▶ INPUT ROWS
_ _ _ _ _ _ _

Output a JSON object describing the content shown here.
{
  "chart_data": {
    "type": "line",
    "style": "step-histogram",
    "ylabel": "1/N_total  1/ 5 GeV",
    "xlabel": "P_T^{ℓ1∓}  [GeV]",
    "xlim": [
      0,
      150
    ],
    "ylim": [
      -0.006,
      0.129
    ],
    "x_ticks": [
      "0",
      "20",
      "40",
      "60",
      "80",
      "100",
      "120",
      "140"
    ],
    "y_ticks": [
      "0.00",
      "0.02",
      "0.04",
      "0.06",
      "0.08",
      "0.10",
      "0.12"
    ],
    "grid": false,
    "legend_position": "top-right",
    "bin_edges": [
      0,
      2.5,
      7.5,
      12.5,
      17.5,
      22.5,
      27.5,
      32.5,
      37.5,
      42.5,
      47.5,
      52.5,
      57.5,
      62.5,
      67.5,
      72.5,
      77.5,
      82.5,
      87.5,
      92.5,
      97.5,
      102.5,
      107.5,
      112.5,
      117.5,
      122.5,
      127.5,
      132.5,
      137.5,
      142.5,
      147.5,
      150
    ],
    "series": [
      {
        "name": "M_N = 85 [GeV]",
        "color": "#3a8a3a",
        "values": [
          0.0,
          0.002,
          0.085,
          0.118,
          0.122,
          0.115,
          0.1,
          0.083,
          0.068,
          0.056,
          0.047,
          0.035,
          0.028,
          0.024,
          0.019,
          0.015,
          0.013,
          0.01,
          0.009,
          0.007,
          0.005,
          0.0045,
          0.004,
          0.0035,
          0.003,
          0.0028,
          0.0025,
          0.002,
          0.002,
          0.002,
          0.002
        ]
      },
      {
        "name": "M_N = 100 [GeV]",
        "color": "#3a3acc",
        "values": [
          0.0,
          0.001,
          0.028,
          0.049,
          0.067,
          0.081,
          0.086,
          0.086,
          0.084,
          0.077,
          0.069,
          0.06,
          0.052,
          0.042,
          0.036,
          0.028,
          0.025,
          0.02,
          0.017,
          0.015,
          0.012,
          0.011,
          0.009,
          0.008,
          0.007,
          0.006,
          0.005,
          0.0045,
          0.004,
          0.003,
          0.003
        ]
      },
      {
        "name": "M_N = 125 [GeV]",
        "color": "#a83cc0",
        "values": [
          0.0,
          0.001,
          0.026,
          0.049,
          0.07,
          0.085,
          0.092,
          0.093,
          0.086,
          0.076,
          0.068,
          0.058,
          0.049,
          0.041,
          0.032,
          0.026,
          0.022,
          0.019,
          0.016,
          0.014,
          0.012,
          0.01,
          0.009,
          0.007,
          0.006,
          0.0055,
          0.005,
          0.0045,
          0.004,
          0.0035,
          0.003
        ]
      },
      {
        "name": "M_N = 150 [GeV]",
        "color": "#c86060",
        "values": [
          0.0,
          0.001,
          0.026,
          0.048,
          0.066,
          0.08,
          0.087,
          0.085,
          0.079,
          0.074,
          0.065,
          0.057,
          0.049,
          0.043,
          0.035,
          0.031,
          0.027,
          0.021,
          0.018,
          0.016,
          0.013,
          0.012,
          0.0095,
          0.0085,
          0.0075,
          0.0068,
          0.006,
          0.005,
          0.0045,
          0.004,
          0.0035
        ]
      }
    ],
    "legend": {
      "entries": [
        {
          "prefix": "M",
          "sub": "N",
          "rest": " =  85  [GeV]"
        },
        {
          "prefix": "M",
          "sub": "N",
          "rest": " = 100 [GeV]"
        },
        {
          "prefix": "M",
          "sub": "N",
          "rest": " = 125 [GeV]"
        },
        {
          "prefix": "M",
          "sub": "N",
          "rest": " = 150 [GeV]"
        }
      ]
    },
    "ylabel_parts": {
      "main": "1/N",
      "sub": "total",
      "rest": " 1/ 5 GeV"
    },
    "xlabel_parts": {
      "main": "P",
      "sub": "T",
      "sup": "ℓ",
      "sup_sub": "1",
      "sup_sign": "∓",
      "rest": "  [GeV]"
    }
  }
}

_ _ _ _ _ _ _

List every line above that holds the word "name".

▶ FULL ANSWER
        "name": "M_N = 85 [GeV]",
        "name": "M_N = 100 [GeV]",
        "name": "M_N = 125 [GeV]",
        "name": "M_N = 150 [GeV]",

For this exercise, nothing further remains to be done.